> WHAT TO DO
Pull out every line from the listing that has the word "threshold".
___ DATA FOR THE TASK
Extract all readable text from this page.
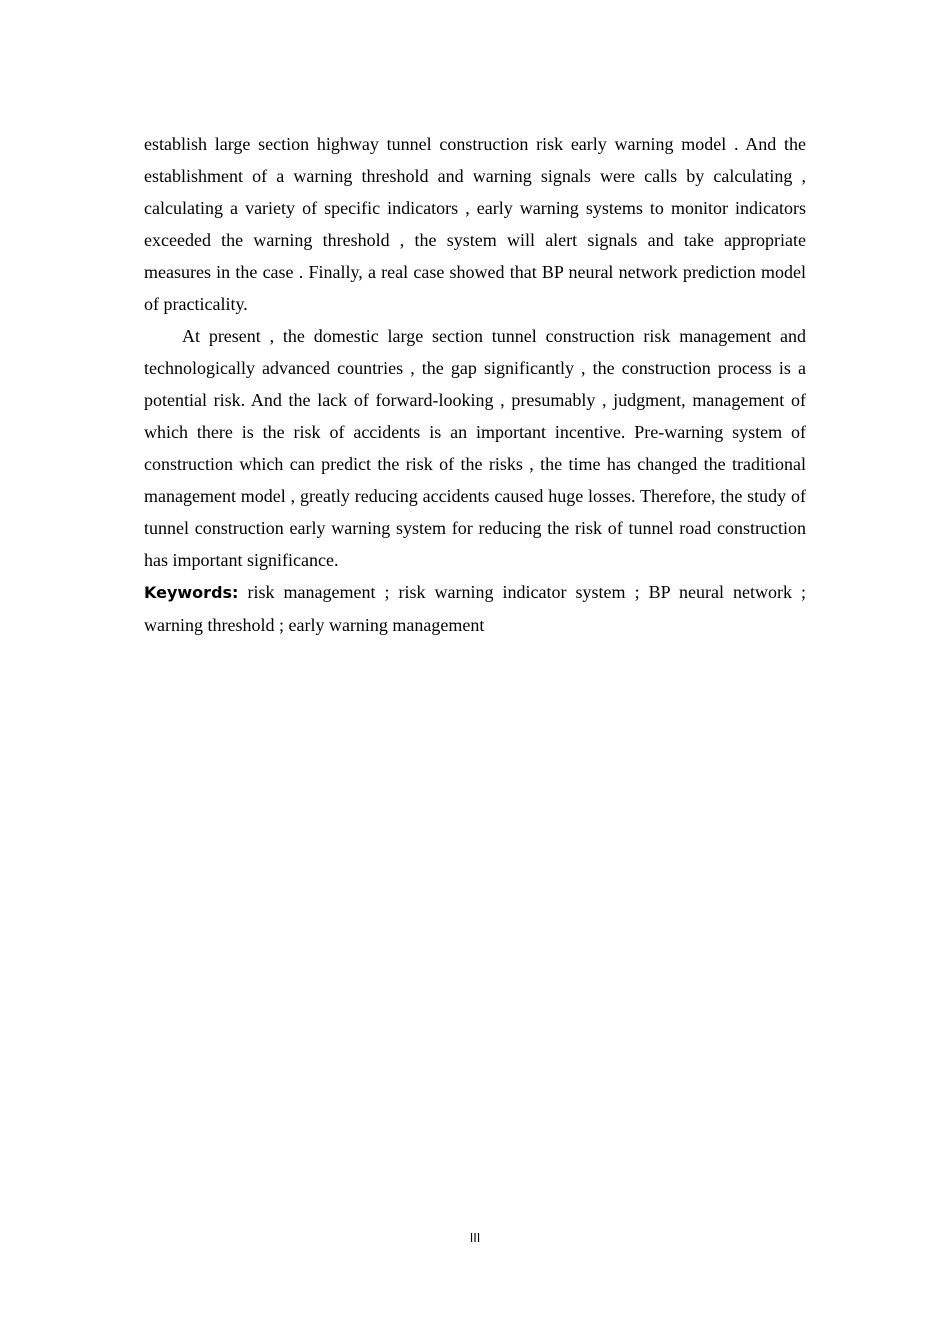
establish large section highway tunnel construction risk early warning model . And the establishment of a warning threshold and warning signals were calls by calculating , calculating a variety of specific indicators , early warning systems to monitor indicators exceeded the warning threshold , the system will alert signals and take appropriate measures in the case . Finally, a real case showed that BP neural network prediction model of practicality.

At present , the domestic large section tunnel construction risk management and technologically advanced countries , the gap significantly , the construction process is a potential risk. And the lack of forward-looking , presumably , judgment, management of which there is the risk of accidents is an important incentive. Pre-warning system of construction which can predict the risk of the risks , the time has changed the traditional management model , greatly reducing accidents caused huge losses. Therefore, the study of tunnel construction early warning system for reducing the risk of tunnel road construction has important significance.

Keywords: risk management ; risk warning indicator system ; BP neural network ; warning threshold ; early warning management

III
______
___ DATA FOR THE TASK
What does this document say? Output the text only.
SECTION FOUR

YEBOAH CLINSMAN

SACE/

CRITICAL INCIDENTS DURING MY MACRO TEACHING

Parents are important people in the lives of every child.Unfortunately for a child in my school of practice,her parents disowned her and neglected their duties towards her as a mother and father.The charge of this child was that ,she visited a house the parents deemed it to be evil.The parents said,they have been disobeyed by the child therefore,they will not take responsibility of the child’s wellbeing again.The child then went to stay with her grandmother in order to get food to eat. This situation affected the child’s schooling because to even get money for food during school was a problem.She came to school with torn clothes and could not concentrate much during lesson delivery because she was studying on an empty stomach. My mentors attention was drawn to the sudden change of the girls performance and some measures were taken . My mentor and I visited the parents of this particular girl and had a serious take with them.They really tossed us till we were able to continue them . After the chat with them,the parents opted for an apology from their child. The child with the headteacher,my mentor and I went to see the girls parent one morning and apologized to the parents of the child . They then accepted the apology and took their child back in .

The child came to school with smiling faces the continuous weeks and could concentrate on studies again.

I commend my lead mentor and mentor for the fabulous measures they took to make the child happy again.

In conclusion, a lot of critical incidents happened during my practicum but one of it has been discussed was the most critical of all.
______
> RESPONSE TO THE TASK
establish large section highway tunnel construction risk early warning model . And the establishment of a warning threshold and warning signals were calls by calculating , calculating a variety of specific indicators , early warning systems to monitor indicators exceeded the warning threshold , the system will alert signals and take appropriate measures in the case . Finally, a real case showed that BP neural network prediction model of practicality.
Keywords: risk management ; risk warning indicator system ; BP neural network ; warning threshold ; early warning management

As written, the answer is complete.